> MATERIALS PROVIDED:
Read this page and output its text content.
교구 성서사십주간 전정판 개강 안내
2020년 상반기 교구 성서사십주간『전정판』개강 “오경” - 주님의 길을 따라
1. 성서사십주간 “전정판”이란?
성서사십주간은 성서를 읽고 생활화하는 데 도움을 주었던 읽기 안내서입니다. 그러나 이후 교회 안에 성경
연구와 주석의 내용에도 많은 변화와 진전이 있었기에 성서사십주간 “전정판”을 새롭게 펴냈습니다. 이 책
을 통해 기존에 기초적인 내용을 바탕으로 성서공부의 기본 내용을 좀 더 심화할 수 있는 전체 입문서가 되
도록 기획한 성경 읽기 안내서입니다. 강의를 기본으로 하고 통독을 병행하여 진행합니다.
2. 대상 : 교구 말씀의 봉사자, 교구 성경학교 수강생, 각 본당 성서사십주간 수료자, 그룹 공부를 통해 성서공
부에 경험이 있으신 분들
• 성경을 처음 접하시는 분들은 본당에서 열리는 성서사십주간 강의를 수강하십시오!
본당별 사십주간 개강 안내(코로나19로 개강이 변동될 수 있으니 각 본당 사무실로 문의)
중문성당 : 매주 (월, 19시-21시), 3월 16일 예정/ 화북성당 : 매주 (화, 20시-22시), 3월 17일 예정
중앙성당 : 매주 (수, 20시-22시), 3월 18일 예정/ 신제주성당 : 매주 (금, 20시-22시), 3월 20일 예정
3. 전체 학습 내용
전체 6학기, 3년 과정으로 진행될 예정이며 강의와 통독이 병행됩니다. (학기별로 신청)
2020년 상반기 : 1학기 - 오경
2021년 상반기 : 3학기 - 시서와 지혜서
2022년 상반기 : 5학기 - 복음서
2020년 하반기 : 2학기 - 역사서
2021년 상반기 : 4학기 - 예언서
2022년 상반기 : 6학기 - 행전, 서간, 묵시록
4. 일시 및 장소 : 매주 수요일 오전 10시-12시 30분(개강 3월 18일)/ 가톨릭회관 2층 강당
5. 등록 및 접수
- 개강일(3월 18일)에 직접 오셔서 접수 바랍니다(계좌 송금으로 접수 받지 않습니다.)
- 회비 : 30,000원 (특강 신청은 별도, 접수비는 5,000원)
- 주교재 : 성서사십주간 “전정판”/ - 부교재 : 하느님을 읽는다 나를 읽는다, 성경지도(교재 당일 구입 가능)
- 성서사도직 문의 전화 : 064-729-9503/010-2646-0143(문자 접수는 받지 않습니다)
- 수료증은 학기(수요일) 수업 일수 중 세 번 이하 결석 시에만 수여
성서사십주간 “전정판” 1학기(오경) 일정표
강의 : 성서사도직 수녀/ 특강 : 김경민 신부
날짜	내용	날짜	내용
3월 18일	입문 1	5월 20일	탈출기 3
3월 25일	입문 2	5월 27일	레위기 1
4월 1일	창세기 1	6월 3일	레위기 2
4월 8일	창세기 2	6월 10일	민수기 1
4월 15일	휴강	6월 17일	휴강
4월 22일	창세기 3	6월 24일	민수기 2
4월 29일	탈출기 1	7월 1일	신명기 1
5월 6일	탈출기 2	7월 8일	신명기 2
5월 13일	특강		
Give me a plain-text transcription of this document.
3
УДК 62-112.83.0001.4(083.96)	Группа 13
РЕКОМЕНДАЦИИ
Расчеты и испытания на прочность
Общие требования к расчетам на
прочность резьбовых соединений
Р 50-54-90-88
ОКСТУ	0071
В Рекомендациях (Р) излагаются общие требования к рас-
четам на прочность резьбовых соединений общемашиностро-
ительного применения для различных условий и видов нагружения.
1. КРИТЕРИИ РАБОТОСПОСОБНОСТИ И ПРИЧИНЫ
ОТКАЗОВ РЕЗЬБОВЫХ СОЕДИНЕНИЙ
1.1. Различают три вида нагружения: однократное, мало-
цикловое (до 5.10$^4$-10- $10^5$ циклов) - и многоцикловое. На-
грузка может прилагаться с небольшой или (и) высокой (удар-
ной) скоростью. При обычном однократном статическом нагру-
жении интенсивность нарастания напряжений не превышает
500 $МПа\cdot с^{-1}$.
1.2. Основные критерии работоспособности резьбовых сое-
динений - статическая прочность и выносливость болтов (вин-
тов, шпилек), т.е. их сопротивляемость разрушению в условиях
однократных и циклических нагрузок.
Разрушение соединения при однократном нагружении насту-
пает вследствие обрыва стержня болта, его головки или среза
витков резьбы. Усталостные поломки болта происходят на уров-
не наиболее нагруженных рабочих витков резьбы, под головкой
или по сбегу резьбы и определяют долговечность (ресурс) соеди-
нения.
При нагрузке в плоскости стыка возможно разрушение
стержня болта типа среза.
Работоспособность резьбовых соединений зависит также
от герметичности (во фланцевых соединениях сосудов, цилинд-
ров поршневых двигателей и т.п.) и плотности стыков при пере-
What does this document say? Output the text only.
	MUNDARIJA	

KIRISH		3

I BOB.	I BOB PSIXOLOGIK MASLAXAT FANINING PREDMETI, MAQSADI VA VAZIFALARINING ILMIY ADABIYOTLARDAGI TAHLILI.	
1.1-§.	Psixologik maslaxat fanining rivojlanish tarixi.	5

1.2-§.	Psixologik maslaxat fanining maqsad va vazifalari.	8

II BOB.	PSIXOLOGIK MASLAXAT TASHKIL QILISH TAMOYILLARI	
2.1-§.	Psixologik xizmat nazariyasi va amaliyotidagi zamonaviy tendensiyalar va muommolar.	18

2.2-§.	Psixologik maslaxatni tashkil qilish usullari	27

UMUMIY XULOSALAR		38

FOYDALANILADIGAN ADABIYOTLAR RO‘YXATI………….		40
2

> STATED GOAL: Print back all the lines verbatim.

> THE SOLUTION:
Read this page and output its text content.
교구 성서사십주간 전정판 개강 안내
2020년 상반기 교구 성서사십주간『전정판』개강 “오경” - 주님의 길을 따라
1. 성서사십주간 “전정판”이란?
성서사십주간은 성서를 읽고 생활화하는 데 도움을 주었던 읽기 안내서입니다. 그러나 이후 교회 안에 성경
연구와 주석의 내용에도 많은 변화와 진전이 있었기에 성서사십주간 “전정판”을 새롭게 펴냈습니다. 이 책
을 통해 기존에 기초적인 내용을 바탕으로 성서공부의 기본 내용을 좀 더 심화할 수 있는 전체 입문서가 되
도록 기획한 성경 읽기 안내서입니다. 강의를 기본으로 하고 통독을 병행하여 진행합니다.
2. 대상 : 교구 말씀의 봉사자, 교구 성경학교 수강생, 각 본당 성서사십주간 수료자, 그룹 공부를 통해 성서공
부에 경험이 있으신 분들
• 성경을 처음 접하시는 분들은 본당에서 열리는 성서사십주간 강의를 수강하십시오!
본당별 사십주간 개강 안내(코로나19로 개강이 변동될 수 있으니 각 본당 사무실로 문의)
중문성당 : 매주 (월, 19시-21시), 3월 16일 예정/ 화북성당 : 매주 (화, 20시-22시), 3월 17일 예정
중앙성당 : 매주 (수, 20시-22시), 3월 18일 예정/ 신제주성당 : 매주 (금, 20시-22시), 3월 20일 예정
3. 전체 학습 내용
전체 6학기, 3년 과정으로 진행될 예정이며 강의와 통독이 병행됩니다. (학기별로 신청)
2020년 상반기 : 1학기 - 오경
2021년 상반기 : 3학기 - 시서와 지혜서
2022년 상반기 : 5학기 - 복음서
2020년 하반기 : 2학기 - 역사서
2021년 상반기 : 4학기 - 예언서
2022년 상반기 : 6학기 - 행전, 서간, 묵시록
4. 일시 및 장소 : 매주 수요일 오전 10시-12시 30분(개강 3월 18일)/ 가톨릭회관 2층 강당
5. 등록 및 접수
- 개강일(3월 18일)에 직접 오셔서 접수 바랍니다(계좌 송금으로 접수 받지 않습니다.)
- 회비 : 30,000원 (특강 신청은 별도, 접수비는 5,000원)
- 주교재 : 성서사십주간 “전정판”/ - 부교재 : 하느님을 읽는다 나를 읽는다, 성경지도(교재 당일 구입 가능)
- 성서사도직 문의 전화 : 064-729-9503/010-2646-0143(문자 접수는 받지 않습니다)
- 수료증은 학기(수요일) 수업 일수 중 세 번 이하 결석 시에만 수여
성서사십주간 “전정판” 1학기(오경) 일정표
강의 : 성서사도직 수녀/ 특강 : 김경민 신부
날짜	내용	날짜	내용
3월 18일	입문 1	5월 20일	탈출기 3
3월 25일	입문 2	5월 27일	레위기 1
4월 1일	창세기 1	6월 3일	레위기 2
4월 8일	창세기 2	6월 10일	민수기 1
4월 15일	휴강	6월 17일	휴강
4월 22일	창세기 3	6월 24일	민수기 2
4월 29일	탈출기 1	7월 1일	신명기 1
5월 6일	탈출기 2	7월 8일	신명기 2
5월 13일	특강		
Give me a plain-text transcription of this document.
3
УДК 62-112.83.0001.4(083.96)	Группа 13
РЕКОМЕНДАЦИИ
Расчеты и испытания на прочность
Общие требования к расчетам на
прочность резьбовых соединений
Р 50-54-90-88
ОКСТУ	0071
В Рекомендациях (Р) излагаются общие требования к рас-
четам на прочность резьбовых соединений общемашиностро-
ительного применения для различных условий и видов нагружения.
1. КРИТЕРИИ РАБОТОСПОСОБНОСТИ И ПРИЧИНЫ
ОТКАЗОВ РЕЗЬБОВЫХ СОЕДИНЕНИЙ
1.1. Различают три вида нагружения: однократное, мало-
цикловое (до 5.10$^4$-10- $10^5$ циклов) - и многоцикловое. На-
грузка может прилагаться с небольшой или (и) высокой (удар-
ной) скоростью. При обычном однократном статическом нагру-
жении интенсивность нарастания напряжений не превышает
500 $МПа\cdot с^{-1}$.
1.2. Основные критерии работоспособности резьбовых сое-
динений - статическая прочность и выносливость болтов (вин-
тов, шпилек), т.е. их сопротивляемость разрушению в условиях
однократных и циклических нагрузок.
Разрушение соединения при однократном нагружении насту-
пает вследствие обрыва стержня болта, его головки или среза
витков резьбы. Усталостные поломки болта происходят на уров-
не наиболее нагруженных рабочих витков резьбы, под головкой
или по сбегу резьбы и определяют долговечность (ресурс) соеди-
нения.
При нагрузке в плоскости стыка возможно разрушение
стержня болта типа среза.
Работоспособность резьбовых соединений зависит также
от герметичности (во фланцевых соединениях сосудов, цилинд-
ров поршневых двигателей и т.п.) и плотности стыков при пере-
What does this document say? Output the text only.
	MUNDARIJA	

KIRISH		3

I BOB.	I BOB PSIXOLOGIK MASLAXAT FANINING PREDMETI, MAQSADI VA VAZIFALARINING ILMIY ADABIYOTLARDAGI TAHLILI.	
1.1-§.	Psixologik maslaxat fanining rivojlanish tarixi.	5

1.2-§.	Psixologik maslaxat fanining maqsad va vazifalari.	8

II BOB.	PSIXOLOGIK MASLAXAT TASHKIL QILISH TAMOYILLARI	
2.1-§.	Psixologik xizmat nazariyasi va amaliyotidagi zamonaviy tendensiyalar va muommolar.	18

2.2-§.	Psixologik maslaxatni tashkil qilish usullari	27

UMUMIY XULOSALAR		38

FOYDALANILADIGAN ADABIYOTLAR RO‘YXATI………….		40
2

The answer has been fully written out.